» **Stated task**
Repeat the data verbatim.

» **Collection entries**
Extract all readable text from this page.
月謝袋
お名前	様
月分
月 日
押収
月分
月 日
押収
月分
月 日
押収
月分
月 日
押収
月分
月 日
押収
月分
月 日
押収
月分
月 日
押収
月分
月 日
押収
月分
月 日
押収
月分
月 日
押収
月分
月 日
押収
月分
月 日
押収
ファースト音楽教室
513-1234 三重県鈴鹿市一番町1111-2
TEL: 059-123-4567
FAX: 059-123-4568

» **Answer to the problem**
Extract all readable text from this page.
月謝袋
お名前	様
月分
月 日
押収
月分
月 日
押収
月分
月 日
押収
月分
月 日
押収
月分
月 日
押収
月分
月 日
押収
月分
月 日
押収
月分
月 日
押収
月分
月 日
押収
月分
月 日
押収
月分
月 日
押収
月分
月 日
押収
ファースト音楽教室
513-1234 三重県鈴鹿市一番町1111-2
TEL: 059-123-4567
FAX: 059-123-4568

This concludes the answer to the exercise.